§ **Goal of the exercise**: Copy out each line in the material below that has the word "text".

====== Data for this task ======

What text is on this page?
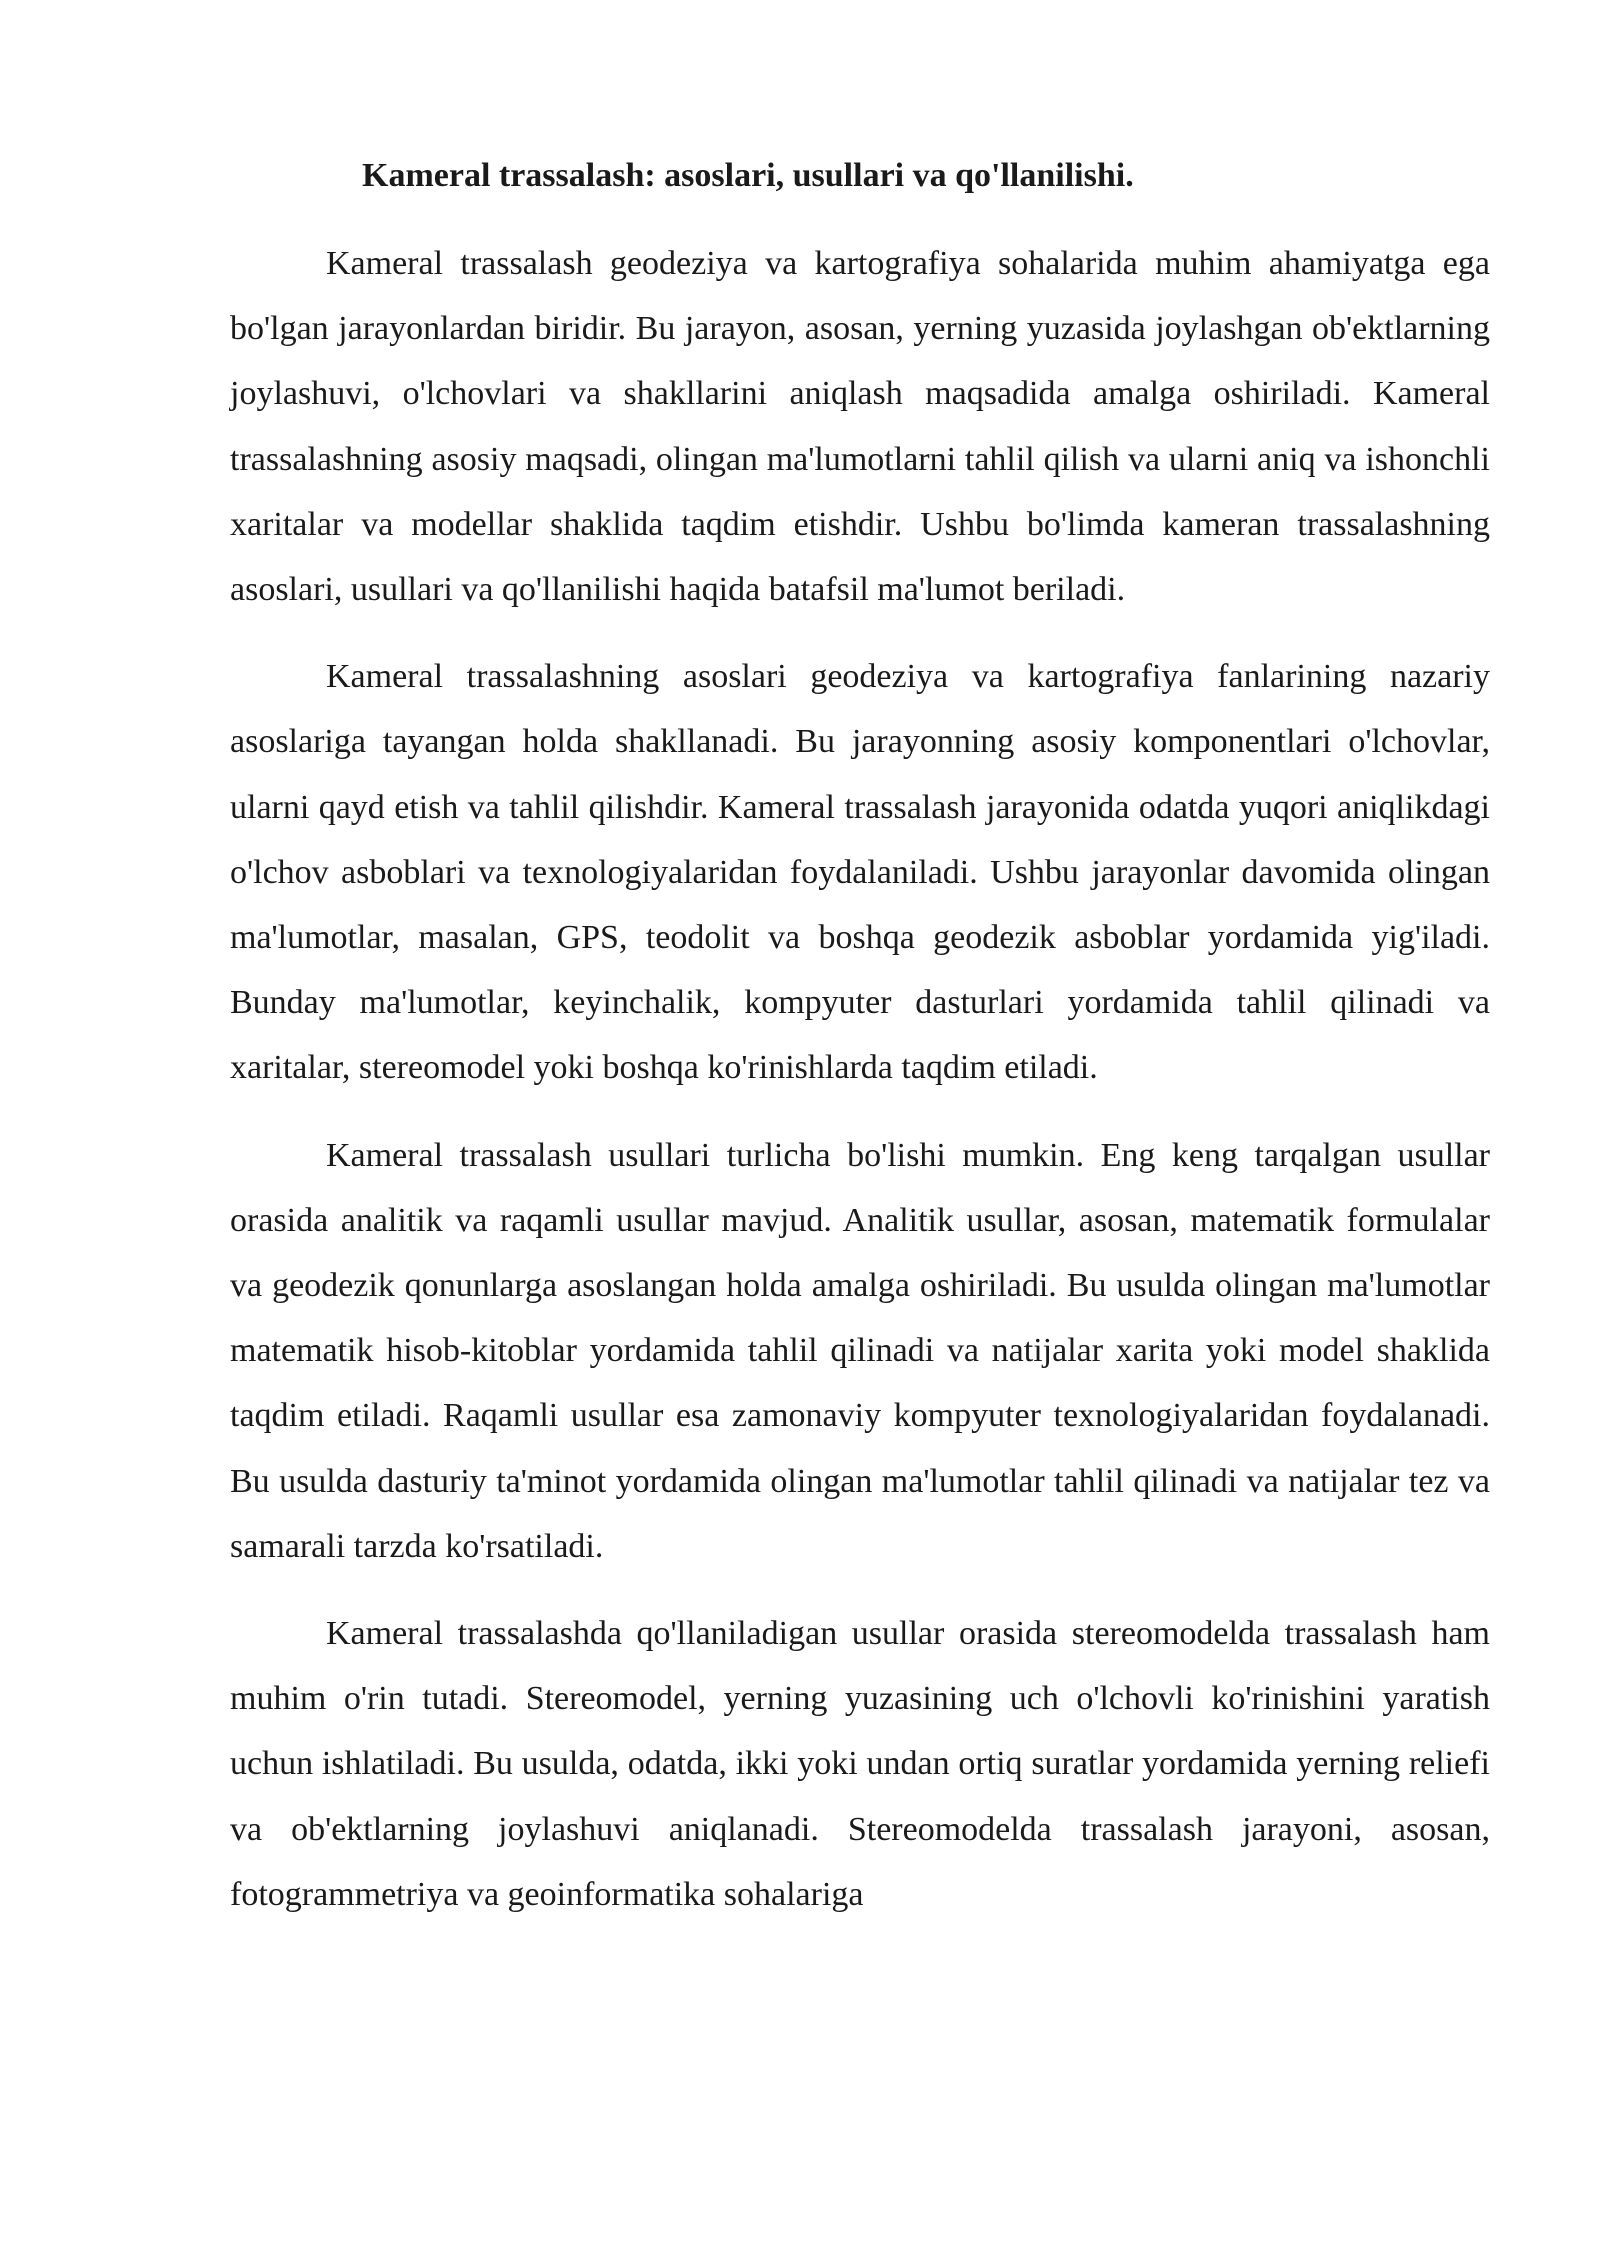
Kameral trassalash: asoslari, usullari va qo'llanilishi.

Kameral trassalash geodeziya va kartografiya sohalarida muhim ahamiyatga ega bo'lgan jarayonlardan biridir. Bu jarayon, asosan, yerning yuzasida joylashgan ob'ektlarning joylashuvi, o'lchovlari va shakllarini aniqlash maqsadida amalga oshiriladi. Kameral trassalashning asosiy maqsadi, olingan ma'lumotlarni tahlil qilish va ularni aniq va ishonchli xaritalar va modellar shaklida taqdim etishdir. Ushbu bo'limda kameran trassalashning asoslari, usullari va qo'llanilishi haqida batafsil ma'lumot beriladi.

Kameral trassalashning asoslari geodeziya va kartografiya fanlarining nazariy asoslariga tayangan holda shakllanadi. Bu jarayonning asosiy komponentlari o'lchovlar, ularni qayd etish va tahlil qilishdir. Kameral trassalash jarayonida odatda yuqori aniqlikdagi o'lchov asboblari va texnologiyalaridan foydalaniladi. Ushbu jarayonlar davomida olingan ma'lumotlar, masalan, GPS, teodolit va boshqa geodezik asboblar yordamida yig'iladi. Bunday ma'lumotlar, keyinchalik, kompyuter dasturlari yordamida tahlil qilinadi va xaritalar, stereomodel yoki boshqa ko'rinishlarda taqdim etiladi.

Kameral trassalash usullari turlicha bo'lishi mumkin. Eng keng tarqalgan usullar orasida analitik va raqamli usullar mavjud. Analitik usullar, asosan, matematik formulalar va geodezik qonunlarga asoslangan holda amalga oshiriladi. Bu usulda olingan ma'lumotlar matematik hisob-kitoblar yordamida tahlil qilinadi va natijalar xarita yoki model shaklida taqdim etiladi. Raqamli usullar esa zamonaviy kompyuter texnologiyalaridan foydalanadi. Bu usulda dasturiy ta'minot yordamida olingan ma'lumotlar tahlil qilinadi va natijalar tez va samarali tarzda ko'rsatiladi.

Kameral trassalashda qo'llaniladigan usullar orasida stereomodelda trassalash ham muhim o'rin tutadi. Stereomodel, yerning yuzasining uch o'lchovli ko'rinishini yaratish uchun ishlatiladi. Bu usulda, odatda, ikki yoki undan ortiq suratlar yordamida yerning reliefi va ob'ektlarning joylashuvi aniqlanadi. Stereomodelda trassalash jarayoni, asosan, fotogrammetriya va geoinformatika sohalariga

======
====== Data for this task ======

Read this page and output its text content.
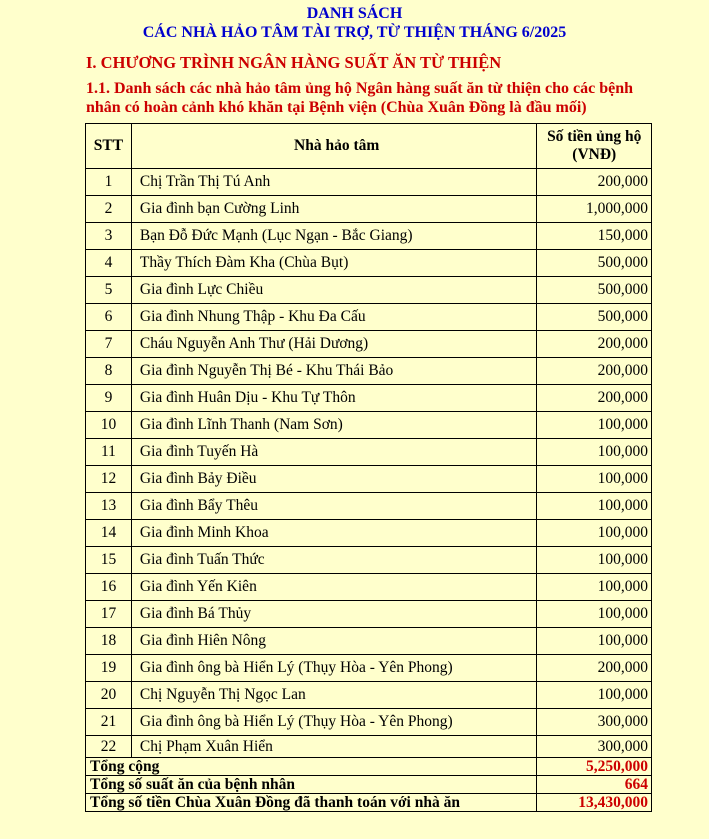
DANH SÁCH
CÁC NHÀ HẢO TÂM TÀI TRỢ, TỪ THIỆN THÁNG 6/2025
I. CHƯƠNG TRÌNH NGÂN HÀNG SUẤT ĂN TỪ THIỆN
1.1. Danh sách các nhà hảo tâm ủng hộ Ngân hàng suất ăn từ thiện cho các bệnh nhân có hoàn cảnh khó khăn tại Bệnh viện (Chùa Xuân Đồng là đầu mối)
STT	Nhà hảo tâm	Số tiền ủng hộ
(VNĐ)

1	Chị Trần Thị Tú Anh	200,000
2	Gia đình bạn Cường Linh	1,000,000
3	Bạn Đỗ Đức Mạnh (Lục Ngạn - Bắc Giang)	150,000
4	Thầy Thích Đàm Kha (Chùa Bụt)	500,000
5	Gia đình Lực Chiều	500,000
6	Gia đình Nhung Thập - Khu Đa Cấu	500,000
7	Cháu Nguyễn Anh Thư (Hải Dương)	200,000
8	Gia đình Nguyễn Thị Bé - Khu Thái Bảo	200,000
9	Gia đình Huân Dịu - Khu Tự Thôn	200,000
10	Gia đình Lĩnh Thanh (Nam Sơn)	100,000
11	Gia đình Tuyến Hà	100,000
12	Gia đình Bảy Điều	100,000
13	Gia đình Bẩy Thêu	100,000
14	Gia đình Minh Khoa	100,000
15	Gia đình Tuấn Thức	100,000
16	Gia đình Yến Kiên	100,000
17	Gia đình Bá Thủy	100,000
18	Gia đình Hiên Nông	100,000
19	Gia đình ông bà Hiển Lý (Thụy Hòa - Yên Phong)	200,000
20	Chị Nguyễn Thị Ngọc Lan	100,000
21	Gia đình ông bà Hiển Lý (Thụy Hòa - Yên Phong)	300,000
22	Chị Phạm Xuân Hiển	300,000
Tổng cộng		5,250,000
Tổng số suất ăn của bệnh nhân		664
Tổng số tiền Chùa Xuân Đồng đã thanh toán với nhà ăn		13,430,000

======

§ **Response to the exercise**:
What text is on this page?
Read this page and output its text content.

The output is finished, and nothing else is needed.